STATED EXERCISE → Find the lines holding the string "title" in the data, then copy all of them.

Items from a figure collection
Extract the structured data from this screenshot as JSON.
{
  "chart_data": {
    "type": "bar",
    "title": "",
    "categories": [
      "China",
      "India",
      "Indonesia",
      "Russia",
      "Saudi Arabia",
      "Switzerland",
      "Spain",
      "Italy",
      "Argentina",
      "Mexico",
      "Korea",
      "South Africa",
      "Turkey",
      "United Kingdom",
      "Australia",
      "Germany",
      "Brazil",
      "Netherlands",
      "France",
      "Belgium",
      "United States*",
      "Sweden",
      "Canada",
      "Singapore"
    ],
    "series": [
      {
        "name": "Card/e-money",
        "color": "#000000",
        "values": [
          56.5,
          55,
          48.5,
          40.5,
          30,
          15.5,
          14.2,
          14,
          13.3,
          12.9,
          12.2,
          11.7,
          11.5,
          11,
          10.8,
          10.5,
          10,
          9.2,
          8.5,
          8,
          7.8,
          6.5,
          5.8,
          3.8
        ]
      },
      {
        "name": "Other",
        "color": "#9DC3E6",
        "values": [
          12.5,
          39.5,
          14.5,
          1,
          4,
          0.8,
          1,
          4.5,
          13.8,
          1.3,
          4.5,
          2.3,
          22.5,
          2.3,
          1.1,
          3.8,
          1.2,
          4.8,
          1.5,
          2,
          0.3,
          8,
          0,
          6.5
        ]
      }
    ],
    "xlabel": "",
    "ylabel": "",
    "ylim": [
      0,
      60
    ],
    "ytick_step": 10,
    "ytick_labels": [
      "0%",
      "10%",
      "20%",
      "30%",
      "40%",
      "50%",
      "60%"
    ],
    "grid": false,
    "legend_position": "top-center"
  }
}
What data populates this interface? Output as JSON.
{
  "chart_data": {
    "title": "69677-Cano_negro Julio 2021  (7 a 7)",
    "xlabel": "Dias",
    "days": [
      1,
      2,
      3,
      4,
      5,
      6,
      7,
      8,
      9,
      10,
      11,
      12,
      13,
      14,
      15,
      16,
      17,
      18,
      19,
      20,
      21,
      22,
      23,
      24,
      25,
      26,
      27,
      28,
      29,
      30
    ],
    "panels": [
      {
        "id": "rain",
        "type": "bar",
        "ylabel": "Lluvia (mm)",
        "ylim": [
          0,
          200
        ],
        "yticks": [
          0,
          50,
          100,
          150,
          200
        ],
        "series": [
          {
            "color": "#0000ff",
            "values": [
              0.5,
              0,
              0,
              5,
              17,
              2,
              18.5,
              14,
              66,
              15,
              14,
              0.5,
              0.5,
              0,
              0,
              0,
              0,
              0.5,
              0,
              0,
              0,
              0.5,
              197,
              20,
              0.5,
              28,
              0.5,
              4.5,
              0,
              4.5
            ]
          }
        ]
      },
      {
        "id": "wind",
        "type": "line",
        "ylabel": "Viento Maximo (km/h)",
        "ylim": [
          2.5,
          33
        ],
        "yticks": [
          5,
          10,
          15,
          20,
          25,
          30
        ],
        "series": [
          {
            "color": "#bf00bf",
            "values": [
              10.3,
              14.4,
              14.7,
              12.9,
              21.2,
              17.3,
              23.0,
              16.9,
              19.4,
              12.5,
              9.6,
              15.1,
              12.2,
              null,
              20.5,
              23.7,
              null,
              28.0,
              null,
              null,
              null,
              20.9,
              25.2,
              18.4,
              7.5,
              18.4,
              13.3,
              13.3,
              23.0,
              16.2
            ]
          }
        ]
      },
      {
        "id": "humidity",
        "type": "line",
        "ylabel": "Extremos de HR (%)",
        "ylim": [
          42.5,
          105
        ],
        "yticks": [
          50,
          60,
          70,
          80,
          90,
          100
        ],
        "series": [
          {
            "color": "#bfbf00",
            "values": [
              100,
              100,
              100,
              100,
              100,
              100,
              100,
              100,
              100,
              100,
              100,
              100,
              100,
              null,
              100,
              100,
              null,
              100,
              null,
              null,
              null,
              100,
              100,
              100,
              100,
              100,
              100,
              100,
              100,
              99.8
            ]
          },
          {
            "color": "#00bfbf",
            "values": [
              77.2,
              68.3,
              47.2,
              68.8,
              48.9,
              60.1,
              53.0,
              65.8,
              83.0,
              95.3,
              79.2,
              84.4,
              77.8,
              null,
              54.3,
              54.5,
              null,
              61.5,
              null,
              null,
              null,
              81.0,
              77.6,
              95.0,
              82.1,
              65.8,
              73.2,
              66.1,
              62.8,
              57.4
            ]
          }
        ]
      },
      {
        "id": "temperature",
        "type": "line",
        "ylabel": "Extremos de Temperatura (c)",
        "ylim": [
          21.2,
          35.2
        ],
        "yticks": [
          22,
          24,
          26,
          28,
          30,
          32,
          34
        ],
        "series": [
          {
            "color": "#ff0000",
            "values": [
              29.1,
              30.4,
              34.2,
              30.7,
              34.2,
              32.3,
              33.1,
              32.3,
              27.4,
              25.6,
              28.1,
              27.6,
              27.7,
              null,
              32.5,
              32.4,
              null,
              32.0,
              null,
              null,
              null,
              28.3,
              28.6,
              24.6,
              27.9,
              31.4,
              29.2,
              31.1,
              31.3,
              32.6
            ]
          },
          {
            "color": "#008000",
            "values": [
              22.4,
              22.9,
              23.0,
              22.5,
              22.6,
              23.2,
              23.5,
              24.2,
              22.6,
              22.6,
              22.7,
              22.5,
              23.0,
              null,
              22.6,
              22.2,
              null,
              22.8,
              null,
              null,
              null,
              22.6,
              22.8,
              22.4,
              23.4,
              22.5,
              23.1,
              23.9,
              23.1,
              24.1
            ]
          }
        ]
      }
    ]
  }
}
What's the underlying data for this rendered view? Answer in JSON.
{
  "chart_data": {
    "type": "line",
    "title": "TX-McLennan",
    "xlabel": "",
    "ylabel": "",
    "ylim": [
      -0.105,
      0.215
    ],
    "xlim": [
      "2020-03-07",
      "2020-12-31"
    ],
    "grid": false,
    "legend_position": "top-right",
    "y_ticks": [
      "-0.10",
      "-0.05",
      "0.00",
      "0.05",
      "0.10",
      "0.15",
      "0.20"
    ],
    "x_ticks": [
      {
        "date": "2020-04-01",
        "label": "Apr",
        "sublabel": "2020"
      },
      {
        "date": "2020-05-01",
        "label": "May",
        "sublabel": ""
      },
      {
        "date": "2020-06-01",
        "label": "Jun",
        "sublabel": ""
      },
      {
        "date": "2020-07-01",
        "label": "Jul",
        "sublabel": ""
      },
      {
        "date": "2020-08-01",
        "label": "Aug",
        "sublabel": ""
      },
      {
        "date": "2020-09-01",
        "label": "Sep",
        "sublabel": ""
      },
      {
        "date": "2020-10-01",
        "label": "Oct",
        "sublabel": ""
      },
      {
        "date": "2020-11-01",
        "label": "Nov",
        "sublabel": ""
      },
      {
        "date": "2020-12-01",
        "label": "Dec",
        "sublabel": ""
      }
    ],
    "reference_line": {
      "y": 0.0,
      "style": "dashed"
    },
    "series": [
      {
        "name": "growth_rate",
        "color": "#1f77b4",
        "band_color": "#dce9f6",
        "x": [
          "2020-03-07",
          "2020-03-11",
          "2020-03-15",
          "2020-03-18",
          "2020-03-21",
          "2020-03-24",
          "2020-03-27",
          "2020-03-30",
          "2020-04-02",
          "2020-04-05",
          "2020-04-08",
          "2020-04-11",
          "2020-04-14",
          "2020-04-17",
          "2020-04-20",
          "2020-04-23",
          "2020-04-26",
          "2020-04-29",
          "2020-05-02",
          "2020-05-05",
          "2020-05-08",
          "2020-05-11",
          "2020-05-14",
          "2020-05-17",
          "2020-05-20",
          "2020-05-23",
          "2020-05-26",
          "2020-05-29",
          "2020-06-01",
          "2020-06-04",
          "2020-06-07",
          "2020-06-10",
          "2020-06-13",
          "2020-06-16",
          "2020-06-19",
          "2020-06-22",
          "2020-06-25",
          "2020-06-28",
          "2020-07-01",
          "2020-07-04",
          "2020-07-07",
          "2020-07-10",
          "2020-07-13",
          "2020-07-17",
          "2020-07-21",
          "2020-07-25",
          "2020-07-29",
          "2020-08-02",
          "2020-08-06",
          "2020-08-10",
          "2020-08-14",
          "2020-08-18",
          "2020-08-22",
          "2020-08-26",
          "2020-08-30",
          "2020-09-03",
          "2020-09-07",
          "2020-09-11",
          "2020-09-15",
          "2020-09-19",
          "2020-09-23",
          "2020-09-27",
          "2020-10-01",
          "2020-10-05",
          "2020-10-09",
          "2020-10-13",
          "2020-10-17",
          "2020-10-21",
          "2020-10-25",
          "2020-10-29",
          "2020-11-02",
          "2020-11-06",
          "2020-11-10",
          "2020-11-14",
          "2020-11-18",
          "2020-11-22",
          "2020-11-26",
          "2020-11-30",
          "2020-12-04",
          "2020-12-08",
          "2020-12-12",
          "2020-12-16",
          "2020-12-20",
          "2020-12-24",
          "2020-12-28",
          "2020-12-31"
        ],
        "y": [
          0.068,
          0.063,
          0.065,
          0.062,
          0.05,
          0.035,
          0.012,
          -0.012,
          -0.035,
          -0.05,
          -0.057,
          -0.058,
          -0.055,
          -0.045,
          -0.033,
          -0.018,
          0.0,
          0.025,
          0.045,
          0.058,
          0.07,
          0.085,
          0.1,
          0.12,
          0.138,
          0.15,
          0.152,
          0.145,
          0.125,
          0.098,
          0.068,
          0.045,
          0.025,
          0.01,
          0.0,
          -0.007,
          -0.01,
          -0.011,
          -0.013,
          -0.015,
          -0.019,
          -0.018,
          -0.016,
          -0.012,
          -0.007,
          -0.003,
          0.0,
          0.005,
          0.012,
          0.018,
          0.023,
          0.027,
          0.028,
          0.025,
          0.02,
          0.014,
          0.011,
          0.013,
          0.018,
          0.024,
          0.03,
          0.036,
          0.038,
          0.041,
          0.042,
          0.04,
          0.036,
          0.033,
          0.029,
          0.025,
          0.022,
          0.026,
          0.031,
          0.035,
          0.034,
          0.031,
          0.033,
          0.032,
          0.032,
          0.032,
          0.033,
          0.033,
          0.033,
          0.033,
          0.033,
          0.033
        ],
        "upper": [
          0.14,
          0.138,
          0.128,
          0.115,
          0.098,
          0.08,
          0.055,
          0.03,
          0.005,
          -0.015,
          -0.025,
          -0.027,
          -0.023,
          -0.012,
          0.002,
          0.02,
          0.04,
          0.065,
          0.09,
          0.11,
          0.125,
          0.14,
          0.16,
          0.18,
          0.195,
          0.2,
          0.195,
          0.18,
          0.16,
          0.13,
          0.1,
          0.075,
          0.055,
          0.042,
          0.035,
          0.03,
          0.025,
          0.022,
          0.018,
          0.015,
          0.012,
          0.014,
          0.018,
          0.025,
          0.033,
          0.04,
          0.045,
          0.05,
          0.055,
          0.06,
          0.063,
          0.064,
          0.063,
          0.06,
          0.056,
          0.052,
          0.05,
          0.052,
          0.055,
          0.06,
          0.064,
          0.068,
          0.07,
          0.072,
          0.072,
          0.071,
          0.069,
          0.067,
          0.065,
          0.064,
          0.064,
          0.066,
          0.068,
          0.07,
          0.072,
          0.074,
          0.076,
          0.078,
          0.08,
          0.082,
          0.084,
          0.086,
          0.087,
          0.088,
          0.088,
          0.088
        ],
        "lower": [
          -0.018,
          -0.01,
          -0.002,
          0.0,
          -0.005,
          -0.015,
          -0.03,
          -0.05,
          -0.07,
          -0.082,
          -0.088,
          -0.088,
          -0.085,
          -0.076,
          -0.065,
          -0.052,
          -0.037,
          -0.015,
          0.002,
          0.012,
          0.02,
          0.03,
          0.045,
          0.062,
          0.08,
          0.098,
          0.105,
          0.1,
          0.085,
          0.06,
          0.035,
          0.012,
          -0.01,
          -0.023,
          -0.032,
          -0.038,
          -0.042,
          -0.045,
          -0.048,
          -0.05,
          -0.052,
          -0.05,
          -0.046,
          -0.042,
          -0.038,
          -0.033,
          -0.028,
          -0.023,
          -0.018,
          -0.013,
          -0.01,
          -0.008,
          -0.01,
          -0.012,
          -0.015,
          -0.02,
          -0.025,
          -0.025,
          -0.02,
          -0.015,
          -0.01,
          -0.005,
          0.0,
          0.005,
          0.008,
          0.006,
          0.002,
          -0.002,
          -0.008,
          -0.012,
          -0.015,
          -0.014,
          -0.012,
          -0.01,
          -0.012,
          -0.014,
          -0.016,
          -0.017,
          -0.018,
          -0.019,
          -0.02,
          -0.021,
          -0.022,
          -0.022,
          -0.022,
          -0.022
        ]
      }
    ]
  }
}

EXERCISE SOLUTION →
    "title": "",
    "title": "69677-Cano_negro Julio 2021  (7 a 7)",
    "title": "TX-McLennan",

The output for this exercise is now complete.